[TASK DATA]
******************************

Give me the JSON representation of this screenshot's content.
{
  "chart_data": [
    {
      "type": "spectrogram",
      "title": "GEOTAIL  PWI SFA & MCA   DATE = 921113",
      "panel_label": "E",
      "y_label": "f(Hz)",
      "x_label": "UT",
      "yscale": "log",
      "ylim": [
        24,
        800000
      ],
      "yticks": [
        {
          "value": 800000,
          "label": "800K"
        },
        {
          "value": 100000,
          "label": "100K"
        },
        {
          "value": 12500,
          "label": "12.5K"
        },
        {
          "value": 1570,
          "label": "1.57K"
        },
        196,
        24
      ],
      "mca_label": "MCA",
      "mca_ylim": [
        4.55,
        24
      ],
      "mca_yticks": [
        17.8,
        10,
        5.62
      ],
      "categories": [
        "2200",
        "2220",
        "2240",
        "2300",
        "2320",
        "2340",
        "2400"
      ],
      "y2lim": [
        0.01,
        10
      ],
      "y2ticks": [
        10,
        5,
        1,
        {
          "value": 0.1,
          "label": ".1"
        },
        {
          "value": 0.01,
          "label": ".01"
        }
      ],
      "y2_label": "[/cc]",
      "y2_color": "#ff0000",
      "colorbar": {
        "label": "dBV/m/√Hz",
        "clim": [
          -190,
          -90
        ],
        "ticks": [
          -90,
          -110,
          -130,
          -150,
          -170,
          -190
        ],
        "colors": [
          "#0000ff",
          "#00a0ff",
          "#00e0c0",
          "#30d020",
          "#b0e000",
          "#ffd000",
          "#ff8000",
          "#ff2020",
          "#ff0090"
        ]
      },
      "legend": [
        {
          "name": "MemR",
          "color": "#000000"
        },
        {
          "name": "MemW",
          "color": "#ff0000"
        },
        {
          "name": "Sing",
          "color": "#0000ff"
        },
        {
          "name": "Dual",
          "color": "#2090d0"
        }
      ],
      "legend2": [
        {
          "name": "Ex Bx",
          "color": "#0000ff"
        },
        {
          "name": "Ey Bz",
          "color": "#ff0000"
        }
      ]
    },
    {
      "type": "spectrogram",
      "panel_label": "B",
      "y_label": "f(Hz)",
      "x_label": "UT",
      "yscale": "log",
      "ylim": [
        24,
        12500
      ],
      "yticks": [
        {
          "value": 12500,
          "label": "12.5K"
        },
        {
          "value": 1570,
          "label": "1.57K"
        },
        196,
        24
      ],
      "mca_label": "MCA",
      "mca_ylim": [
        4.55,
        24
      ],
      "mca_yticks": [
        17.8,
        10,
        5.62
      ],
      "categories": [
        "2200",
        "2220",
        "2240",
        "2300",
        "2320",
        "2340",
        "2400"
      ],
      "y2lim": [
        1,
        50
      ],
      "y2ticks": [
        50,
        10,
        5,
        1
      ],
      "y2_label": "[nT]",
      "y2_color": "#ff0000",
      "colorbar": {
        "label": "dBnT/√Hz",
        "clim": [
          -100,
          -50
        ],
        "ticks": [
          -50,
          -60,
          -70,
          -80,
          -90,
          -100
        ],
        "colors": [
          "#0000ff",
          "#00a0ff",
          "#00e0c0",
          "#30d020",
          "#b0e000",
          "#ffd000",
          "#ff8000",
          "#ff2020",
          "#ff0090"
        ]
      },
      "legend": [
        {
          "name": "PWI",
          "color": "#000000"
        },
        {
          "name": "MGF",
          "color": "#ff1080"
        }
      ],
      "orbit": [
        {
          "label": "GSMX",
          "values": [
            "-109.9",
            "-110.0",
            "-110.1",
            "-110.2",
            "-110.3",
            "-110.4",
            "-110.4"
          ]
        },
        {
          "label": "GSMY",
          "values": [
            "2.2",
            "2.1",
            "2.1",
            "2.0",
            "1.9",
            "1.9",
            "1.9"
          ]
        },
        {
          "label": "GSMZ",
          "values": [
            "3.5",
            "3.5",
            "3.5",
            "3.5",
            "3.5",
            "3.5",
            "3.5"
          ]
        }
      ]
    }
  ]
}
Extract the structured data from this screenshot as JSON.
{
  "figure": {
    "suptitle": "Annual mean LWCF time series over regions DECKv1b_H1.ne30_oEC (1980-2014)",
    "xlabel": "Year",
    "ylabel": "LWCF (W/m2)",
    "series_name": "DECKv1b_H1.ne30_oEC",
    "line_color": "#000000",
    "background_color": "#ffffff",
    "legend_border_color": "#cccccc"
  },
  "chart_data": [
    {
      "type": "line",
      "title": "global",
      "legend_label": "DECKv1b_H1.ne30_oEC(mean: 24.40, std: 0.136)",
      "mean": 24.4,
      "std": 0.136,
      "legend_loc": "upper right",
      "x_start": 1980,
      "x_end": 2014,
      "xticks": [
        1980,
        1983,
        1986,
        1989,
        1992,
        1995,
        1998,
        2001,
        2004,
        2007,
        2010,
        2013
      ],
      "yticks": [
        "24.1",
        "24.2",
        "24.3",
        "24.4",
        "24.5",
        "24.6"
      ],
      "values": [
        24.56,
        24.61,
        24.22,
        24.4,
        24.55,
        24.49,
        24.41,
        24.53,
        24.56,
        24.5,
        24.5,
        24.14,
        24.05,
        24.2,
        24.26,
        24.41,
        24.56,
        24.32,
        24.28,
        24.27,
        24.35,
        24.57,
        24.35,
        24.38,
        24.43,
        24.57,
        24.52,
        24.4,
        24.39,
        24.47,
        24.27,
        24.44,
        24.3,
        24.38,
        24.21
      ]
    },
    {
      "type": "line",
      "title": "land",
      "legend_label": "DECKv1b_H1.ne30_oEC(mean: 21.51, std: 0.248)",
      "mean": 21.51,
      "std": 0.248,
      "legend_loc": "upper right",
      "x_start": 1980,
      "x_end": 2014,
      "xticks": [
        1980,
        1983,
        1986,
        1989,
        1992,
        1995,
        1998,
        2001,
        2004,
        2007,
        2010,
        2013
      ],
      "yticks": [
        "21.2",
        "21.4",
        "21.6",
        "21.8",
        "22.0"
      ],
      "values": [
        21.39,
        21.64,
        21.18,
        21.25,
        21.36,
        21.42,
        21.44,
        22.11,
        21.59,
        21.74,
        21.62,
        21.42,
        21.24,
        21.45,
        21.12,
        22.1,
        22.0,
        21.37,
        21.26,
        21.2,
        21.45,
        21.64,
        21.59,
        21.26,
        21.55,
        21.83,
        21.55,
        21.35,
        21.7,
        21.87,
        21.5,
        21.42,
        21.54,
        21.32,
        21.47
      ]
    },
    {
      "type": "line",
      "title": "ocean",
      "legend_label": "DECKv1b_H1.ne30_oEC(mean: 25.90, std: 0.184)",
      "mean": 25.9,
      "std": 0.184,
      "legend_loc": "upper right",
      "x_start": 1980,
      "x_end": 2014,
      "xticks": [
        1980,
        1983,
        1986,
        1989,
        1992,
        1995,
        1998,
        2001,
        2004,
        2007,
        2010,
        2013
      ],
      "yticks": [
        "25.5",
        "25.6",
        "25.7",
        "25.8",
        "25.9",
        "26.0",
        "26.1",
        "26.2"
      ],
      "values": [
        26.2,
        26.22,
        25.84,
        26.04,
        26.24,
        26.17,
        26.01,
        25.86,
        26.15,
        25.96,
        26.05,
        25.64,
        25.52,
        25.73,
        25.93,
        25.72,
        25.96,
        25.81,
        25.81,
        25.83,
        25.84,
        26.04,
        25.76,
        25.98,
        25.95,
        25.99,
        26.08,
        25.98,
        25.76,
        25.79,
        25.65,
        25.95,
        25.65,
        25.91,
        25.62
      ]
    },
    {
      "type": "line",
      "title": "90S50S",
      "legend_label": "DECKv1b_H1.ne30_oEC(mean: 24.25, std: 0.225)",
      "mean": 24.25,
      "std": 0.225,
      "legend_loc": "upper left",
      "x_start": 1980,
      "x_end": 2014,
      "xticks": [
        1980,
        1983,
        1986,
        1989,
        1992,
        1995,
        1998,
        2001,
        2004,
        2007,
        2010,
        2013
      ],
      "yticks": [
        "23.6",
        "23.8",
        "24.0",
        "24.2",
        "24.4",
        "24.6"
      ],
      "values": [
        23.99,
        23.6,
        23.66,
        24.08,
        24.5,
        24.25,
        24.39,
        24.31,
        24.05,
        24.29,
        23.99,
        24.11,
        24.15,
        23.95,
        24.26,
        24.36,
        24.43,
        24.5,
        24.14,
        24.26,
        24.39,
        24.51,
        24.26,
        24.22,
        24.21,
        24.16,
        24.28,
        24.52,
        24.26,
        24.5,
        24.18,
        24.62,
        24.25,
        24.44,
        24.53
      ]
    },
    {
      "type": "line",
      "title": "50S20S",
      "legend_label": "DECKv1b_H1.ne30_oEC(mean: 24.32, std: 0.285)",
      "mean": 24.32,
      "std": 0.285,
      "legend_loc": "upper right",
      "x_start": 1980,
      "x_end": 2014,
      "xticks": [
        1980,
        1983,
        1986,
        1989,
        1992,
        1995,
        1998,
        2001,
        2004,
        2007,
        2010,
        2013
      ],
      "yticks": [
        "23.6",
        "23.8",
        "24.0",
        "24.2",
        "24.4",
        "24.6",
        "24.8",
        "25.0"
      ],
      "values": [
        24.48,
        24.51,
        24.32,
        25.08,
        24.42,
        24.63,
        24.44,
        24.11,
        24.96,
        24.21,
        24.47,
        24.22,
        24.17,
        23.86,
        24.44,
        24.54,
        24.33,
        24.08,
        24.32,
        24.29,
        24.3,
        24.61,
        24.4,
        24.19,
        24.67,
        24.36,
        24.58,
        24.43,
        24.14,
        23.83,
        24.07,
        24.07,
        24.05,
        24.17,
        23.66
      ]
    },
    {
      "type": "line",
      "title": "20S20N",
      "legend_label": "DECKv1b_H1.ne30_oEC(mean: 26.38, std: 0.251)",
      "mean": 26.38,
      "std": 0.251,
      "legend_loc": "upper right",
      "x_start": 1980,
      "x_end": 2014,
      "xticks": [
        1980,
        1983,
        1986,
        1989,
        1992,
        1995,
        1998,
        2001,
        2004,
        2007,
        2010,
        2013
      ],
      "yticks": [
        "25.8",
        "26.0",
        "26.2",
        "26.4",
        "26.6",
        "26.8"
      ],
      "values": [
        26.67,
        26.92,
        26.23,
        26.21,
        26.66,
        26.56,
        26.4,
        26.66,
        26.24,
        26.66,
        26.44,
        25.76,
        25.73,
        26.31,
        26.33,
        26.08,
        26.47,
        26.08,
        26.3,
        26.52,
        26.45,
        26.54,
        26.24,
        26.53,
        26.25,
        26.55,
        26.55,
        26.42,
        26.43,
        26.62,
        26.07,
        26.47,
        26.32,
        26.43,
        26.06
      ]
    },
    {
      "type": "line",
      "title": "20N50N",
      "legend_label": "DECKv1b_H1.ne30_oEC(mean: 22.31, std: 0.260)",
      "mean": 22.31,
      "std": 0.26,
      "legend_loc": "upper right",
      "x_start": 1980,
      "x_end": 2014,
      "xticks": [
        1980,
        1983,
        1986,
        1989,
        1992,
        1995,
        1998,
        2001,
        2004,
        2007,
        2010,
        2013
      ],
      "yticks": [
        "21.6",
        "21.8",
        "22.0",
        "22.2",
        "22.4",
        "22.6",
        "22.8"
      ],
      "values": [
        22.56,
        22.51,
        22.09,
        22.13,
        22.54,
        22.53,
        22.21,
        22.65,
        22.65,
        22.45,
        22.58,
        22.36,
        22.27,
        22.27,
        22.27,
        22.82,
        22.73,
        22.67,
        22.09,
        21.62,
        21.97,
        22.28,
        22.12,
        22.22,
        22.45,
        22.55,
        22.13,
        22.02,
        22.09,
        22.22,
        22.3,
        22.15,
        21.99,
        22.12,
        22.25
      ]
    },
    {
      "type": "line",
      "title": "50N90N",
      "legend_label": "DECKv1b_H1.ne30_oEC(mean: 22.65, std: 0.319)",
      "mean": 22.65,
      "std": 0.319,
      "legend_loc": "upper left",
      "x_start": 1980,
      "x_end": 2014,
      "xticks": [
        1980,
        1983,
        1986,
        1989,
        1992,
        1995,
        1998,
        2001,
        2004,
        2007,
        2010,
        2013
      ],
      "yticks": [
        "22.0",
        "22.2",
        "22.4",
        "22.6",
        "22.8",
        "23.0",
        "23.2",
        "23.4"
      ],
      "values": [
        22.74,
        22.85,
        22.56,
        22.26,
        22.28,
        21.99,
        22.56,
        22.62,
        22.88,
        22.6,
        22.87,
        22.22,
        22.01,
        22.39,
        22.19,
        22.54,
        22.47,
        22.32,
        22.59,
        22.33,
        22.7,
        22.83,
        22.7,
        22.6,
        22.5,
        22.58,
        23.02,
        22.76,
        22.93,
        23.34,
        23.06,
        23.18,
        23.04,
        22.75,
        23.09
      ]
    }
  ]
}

******************************

[DIRECTIONS FOR THIS TASK]
Take every line from the data that contains the word "JSON".

[EXERCISE SOLUTION]
Give me the JSON representation of this screenshot's content.
Extract the structured data from this screenshot as JSON.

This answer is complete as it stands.